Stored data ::
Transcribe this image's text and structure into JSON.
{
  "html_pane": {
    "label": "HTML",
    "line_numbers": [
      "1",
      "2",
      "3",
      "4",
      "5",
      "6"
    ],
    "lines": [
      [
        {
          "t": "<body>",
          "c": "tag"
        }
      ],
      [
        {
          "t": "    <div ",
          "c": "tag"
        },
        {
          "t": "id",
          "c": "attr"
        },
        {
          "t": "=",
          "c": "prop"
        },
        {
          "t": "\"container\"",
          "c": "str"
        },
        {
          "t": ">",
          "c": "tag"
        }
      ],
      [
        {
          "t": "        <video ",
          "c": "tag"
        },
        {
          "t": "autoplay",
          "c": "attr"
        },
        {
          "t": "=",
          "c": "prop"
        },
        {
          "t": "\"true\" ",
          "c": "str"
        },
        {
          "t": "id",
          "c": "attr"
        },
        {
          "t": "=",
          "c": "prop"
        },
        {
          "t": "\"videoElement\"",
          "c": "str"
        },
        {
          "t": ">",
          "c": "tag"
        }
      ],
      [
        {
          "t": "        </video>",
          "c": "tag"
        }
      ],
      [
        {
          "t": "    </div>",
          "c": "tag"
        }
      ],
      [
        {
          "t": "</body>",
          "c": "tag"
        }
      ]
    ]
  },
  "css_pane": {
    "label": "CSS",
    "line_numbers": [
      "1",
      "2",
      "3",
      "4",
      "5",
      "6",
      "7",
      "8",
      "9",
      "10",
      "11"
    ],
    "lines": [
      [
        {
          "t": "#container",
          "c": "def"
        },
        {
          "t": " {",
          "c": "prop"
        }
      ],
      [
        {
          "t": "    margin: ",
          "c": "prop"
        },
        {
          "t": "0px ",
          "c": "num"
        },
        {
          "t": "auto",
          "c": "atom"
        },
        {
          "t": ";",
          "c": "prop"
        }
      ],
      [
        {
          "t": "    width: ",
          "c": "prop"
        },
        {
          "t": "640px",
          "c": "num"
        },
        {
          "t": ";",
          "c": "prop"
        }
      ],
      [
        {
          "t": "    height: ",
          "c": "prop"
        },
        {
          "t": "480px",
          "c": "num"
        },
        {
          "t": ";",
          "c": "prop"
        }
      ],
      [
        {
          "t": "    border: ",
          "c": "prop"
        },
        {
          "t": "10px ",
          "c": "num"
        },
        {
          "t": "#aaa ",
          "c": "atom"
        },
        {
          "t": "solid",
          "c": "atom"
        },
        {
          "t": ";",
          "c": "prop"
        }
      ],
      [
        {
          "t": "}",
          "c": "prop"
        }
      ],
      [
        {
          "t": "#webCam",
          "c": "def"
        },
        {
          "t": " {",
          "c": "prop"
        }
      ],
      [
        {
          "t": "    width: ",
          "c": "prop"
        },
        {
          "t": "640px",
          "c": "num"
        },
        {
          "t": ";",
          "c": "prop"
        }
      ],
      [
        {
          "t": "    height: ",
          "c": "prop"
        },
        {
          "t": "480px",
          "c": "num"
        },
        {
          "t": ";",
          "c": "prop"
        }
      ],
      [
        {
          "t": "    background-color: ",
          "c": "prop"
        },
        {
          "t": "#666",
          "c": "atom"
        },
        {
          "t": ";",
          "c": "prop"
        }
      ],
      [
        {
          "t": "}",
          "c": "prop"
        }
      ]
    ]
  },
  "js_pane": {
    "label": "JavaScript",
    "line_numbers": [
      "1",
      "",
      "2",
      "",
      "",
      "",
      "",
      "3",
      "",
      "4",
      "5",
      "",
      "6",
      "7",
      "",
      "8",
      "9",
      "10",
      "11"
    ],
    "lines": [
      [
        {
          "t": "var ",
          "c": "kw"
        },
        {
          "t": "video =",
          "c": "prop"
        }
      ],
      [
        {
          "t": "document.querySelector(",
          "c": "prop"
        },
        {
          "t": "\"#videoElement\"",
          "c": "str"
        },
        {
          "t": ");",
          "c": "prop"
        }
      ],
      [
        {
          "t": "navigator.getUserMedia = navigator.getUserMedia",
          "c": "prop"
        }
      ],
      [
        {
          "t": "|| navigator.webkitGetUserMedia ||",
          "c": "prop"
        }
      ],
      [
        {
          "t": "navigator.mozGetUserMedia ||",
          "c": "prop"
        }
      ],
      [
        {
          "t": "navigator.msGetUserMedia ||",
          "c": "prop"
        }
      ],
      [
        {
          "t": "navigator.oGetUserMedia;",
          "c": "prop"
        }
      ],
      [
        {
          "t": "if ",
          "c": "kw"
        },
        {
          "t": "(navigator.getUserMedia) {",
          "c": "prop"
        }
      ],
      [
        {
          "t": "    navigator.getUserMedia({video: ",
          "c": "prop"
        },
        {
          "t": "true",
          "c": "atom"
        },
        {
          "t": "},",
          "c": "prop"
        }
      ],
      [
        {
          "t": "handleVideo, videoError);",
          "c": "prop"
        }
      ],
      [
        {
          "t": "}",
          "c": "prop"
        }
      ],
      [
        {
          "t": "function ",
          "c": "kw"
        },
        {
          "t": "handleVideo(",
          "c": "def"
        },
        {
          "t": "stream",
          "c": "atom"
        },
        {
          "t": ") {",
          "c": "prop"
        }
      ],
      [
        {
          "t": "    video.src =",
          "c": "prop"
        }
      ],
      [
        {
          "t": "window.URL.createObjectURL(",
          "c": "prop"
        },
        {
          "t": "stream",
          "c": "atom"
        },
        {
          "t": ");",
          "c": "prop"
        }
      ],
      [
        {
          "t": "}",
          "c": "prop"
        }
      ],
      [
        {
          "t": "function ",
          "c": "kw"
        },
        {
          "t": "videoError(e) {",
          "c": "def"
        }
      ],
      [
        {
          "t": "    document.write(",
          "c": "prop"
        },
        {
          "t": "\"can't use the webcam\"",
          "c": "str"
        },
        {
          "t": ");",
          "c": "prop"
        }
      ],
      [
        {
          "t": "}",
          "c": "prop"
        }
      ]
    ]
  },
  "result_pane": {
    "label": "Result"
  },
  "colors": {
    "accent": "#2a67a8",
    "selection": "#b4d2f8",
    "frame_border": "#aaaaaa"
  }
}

Written request ::
Print the listing above in full, exactly as it is.

Solution for this problem ::
Transcribe this image's text and structure into JSON.
{
  "html_pane": {
    "label": "HTML",
    "line_numbers": [
      "1",
      "2",
      "3",
      "4",
      "5",
      "6"
    ],
    "lines": [
      [
        {
          "t": "<body>",
          "c": "tag"
        }
      ],
      [
        {
          "t": "    <div ",
          "c": "tag"
        },
        {
          "t": "id",
          "c": "attr"
        },
        {
          "t": "=",
          "c": "prop"
        },
        {
          "t": "\"container\"",
          "c": "str"
        },
        {
          "t": ">",
          "c": "tag"
        }
      ],
      [
        {
          "t": "        <video ",
          "c": "tag"
        },
        {
          "t": "autoplay",
          "c": "attr"
        },
        {
          "t": "=",
          "c": "prop"
        },
        {
          "t": "\"true\" ",
          "c": "str"
        },
        {
          "t": "id",
          "c": "attr"
        },
        {
          "t": "=",
          "c": "prop"
        },
        {
          "t": "\"videoElement\"",
          "c": "str"
        },
        {
          "t": ">",
          "c": "tag"
        }
      ],
      [
        {
          "t": "        </video>",
          "c": "tag"
        }
      ],
      [
        {
          "t": "    </div>",
          "c": "tag"
        }
      ],
      [
        {
          "t": "</body>",
          "c": "tag"
        }
      ]
    ]
  },
  "css_pane": {
    "label": "CSS",
    "line_numbers": [
      "1",
      "2",
      "3",
      "4",
      "5",
      "6",
      "7",
      "8",
      "9",
      "10",
      "11"
    ],
    "lines": [
      [
        {
          "t": "#container",
          "c": "def"
        },
        {
          "t": " {",
          "c": "prop"
        }
      ],
      [
        {
          "t": "    margin: ",
          "c": "prop"
        },
        {
          "t": "0px ",
          "c": "num"
        },
        {
          "t": "auto",
          "c": "atom"
        },
        {
          "t": ";",
          "c": "prop"
        }
      ],
      [
        {
          "t": "    width: ",
          "c": "prop"
        },
        {
          "t": "640px",
          "c": "num"
        },
        {
          "t": ";",
          "c": "prop"
        }
      ],
      [
        {
          "t": "    height: ",
          "c": "prop"
        },
        {
          "t": "480px",
          "c": "num"
        },
        {
          "t": ";",
          "c": "prop"
        }
      ],
      [
        {
          "t": "    border: ",
          "c": "prop"
        },
        {
          "t": "10px ",
          "c": "num"
        },
        {
          "t": "#aaa ",
          "c": "atom"
        },
        {
          "t": "solid",
          "c": "atom"
        },
        {
          "t": ";",
          "c": "prop"
        }
      ],
      [
        {
          "t": "}",
          "c": "prop"
        }
      ],
      [
        {
          "t": "#webCam",
          "c": "def"
        },
        {
          "t": " {",
          "c": "prop"
        }
      ],
      [
        {
          "t": "    width: ",
          "c": "prop"
        },
        {
          "t": "640px",
          "c": "num"
        },
        {
          "t": ";",
          "c": "prop"
        }
      ],
      [
        {
          "t": "    height: ",
          "c": "prop"
        },
        {
          "t": "480px",
          "c": "num"
        },
        {
          "t": ";",
          "c": "prop"
        }
      ],
      [
        {
          "t": "    background-color: ",
          "c": "prop"
        },
        {
          "t": "#666",
          "c": "atom"
        },
        {
          "t": ";",
          "c": "prop"
        }
      ],
      [
        {
          "t": "}",
          "c": "prop"
        }
      ]
    ]
  },
  "js_pane": {
    "label": "JavaScript",
    "line_numbers": [
      "1",
      "",
      "2",
      "",
      "",
      "",
      "",
      "3",
      "",
      "4",
      "5",
      "",
      "6",
      "7",
      "",
      "8",
      "9",
      "10",
      "11"
    ],
    "lines": [
      [
        {
          "t": "var ",
          "c": "kw"
        },
        {
          "t": "video =",
          "c": "prop"
        }
      ],
      [
        {
          "t": "document.querySelector(",
          "c": "prop"
        },
        {
          "t": "\"#videoElement\"",
          "c": "str"
        },
        {
          "t": ");",
          "c": "prop"
        }
      ],
      [
        {
          "t": "navigator.getUserMedia = navigator.getUserMedia",
          "c": "prop"
        }
      ],
      [
        {
          "t": "|| navigator.webkitGetUserMedia ||",
          "c": "prop"
        }
      ],
      [
        {
          "t": "navigator.mozGetUserMedia ||",
          "c": "prop"
        }
      ],
      [
        {
          "t": "navigator.msGetUserMedia ||",
          "c": "prop"
        }
      ],
      [
        {
          "t": "navigator.oGetUserMedia;",
          "c": "prop"
        }
      ],
      [
        {
          "t": "if ",
          "c": "kw"
        },
        {
          "t": "(navigator.getUserMedia) {",
          "c": "prop"
        }
      ],
      [
        {
          "t": "    navigator.getUserMedia({video: ",
          "c": "prop"
        },
        {
          "t": "true",
          "c": "atom"
        },
        {
          "t": "},",
          "c": "prop"
        }
      ],
      [
        {
          "t": "handleVideo, videoError);",
          "c": "prop"
        }
      ],
      [
        {
          "t": "}",
          "c": "prop"
        }
      ],
      [
        {
          "t": "function ",
          "c": "kw"
        },
        {
          "t": "handleVideo(",
          "c": "def"
        },
        {
          "t": "stream",
          "c": "atom"
        },
        {
          "t": ") {",
          "c": "prop"
        }
      ],
      [
        {
          "t": "    video.src =",
          "c": "prop"
        }
      ],
      [
        {
          "t": "window.URL.createObjectURL(",
          "c": "prop"
        },
        {
          "t": "stream",
          "c": "atom"
        },
        {
          "t": ");",
          "c": "prop"
        }
      ],
      [
        {
          "t": "}",
          "c": "prop"
        }
      ],
      [
        {
          "t": "function ",
          "c": "kw"
        },
        {
          "t": "videoError(e) {",
          "c": "def"
        }
      ],
      [
        {
          "t": "    document.write(",
          "c": "prop"
        },
        {
          "t": "\"can't use the webcam\"",
          "c": "str"
        },
        {
          "t": ");",
          "c": "prop"
        }
      ],
      [
        {
          "t": "}",
          "c": "prop"
        }
      ]
    ]
  },
  "result_pane": {
    "label": "Result"
  },
  "colors": {
    "accent": "#2a67a8",
    "selection": "#b4d2f8",
    "frame_border": "#aaaaaa"
  }
}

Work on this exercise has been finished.